Recorded data
>> start

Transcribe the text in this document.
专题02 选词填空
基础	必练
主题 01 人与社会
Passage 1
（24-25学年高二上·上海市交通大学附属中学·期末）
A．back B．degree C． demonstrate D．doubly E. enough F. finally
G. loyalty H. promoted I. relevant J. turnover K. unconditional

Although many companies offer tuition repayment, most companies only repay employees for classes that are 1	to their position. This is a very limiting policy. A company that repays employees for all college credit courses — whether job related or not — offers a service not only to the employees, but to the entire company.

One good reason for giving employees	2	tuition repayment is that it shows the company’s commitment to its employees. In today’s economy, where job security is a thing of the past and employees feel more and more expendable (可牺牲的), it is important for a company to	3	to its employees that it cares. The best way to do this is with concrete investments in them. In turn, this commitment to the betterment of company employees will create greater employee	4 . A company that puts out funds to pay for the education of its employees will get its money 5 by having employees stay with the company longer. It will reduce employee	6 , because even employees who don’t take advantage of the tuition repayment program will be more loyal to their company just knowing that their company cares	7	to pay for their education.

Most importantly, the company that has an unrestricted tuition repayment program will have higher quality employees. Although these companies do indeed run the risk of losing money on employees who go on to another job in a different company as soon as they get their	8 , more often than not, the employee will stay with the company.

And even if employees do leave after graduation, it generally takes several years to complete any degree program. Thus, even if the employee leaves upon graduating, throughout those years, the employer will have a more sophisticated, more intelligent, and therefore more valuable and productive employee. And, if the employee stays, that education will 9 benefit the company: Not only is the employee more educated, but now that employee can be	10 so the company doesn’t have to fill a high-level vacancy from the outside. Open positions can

>> end

• [INSTRUCTION]:
Copy down the whole of the data above, matching it exactly.

• [PROBLEM SOLUTION]:
Transcribe the text in this document.
专题02 选词填空
基础	必练
主题 01 人与社会
Passage 1
（24-25学年高二上·上海市交通大学附属中学·期末）
A．back B．degree C． demonstrate D．doubly E. enough F. finally
G. loyalty H. promoted I. relevant J. turnover K. unconditional

Although many companies offer tuition repayment, most companies only repay employees for classes that are 1	to their position. This is a very limiting policy. A company that repays employees for all college credit courses — whether job related or not — offers a service not only to the employees, but to the entire company.

One good reason for giving employees	2	tuition repayment is that it shows the company’s commitment to its employees. In today’s economy, where job security is a thing of the past and employees feel more and more expendable (可牺牲的), it is important for a company to	3	to its employees that it cares. The best way to do this is with concrete investments in them. In turn, this commitment to the betterment of company employees will create greater employee	4 . A company that puts out funds to pay for the education of its employees will get its money 5 by having employees stay with the company longer. It will reduce employee	6 , because even employees who don’t take advantage of the tuition repayment program will be more loyal to their company just knowing that their company cares	7	to pay for their education.

Most importantly, the company that has an unrestricted tuition repayment program will have higher quality employees. Although these companies do indeed run the risk of losing money on employees who go on to another job in a different company as soon as they get their	8 , more often than not, the employee will stay with the company.

And even if employees do leave after graduation, it generally takes several years to complete any degree program. Thus, even if the employee leaves upon graduating, throughout those years, the employer will have a more sophisticated, more intelligent, and therefore more valuable and productive employee. And, if the employee stays, that education will 9 benefit the company: Not only is the employee more educated, but now that employee can be	10 so the company doesn’t have to fill a high-level vacancy from the outside. Open positions can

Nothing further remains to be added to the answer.